*** Text for analysis Section Begins ***

Jose Costa Teixeira (Apr 09 2019 at 08:54):
but if you want to define a product, there are lots of fields that you do not have in medication but do have in medicationKnowledge.
Jose Costa Teixeira (Apr 09 2019 at 08:58):
if the reason for chosing medication would be because the workflow resources point to it, that should not be a reason.
I am curious how many people have implemented drug catalogs while we did not provide clear consistent guidance how to do it (not that this would be bad, it is just just that we have to chase things a bit).

*** Text for analysis Section Ends ***
*** Extracted information Section Begins ***

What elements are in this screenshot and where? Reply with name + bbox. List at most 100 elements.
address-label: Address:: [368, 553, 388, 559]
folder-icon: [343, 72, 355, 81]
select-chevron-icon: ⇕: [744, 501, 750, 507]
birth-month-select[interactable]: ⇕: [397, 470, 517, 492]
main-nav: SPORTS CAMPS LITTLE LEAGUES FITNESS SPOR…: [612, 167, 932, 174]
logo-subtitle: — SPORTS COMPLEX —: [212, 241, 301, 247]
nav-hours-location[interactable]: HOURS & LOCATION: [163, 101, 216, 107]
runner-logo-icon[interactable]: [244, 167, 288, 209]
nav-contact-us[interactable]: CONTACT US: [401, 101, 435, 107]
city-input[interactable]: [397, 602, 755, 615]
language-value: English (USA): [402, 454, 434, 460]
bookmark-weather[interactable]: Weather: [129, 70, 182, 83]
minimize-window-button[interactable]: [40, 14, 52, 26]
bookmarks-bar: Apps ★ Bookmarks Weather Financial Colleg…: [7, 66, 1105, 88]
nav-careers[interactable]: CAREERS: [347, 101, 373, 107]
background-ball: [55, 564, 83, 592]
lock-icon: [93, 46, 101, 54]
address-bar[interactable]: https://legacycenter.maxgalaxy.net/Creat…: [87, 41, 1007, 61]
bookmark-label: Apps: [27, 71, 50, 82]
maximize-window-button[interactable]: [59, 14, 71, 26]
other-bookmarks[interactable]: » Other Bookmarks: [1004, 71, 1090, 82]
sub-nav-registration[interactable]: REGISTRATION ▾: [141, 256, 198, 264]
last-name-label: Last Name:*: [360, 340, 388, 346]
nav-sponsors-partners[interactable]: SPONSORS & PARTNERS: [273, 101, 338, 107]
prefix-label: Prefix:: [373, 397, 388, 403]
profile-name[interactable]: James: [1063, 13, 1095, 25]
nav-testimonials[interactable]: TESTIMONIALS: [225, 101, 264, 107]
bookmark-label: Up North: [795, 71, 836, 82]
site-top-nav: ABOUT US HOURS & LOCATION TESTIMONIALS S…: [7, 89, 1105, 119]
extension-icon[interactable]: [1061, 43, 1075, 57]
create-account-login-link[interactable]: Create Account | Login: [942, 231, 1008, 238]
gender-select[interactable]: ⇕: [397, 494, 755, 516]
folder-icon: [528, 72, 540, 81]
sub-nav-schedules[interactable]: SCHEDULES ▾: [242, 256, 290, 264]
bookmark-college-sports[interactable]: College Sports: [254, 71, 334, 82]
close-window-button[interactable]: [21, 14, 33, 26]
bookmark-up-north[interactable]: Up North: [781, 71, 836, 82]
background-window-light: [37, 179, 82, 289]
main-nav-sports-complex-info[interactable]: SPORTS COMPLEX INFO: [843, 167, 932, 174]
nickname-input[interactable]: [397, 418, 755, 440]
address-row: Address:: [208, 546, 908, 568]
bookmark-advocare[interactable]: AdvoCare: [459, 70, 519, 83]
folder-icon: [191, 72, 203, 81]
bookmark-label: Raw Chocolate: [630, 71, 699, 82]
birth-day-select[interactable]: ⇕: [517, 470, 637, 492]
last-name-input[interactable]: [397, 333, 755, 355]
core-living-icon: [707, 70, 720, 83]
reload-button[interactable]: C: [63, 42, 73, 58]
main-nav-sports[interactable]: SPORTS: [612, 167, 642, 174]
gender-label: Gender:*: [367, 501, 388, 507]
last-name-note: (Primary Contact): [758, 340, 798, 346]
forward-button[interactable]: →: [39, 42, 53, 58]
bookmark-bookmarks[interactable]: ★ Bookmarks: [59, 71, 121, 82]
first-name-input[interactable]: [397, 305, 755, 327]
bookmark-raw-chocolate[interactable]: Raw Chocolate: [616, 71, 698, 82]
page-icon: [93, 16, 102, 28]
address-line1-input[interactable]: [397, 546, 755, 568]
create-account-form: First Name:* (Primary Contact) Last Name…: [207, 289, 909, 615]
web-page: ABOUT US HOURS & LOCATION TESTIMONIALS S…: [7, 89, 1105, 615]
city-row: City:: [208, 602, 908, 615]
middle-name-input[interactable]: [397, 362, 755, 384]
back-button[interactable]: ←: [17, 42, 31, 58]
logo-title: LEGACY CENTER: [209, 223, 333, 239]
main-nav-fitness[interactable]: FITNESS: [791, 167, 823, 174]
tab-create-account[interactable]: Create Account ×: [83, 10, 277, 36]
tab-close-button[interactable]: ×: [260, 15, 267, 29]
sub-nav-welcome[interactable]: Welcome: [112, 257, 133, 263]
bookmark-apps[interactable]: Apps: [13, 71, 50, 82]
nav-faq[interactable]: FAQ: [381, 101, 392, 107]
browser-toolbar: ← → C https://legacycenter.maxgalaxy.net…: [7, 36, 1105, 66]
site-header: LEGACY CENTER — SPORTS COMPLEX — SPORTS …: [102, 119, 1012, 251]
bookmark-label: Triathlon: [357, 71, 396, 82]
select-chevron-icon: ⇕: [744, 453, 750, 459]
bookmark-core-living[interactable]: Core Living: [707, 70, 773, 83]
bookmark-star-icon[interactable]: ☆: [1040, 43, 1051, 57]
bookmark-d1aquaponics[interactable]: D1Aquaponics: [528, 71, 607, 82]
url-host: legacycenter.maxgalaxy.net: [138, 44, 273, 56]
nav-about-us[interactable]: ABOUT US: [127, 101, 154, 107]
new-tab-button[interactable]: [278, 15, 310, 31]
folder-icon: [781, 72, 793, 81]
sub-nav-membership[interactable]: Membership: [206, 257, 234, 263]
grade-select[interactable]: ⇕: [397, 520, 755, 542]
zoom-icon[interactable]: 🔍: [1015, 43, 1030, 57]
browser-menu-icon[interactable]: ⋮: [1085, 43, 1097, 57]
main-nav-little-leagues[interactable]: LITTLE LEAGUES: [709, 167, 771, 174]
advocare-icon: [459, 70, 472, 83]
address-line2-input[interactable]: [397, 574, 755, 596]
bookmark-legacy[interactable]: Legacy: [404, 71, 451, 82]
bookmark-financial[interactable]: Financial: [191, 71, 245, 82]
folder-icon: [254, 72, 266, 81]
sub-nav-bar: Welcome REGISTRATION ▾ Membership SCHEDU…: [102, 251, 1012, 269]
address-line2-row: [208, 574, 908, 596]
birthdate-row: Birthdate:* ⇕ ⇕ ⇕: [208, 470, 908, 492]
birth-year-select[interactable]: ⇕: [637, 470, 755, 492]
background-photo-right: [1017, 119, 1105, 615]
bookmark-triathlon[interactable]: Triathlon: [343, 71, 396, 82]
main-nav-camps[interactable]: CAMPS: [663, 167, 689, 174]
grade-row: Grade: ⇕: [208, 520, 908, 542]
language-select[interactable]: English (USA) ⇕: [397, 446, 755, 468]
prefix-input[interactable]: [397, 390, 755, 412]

*** Extracted information Section Ends ***

* _Exercise description_
From the chat messages about medication and medicationKnowledge, copy out word for word the part that opens with the words "I am curious" and closes with "things a bit).".

* _Answer for this exercise_
I am curious how many people have implemented drug catalogs while we did not provide clear consistent guidance how to do it (not that this would be bad, it is just just that we have to chase things a bit).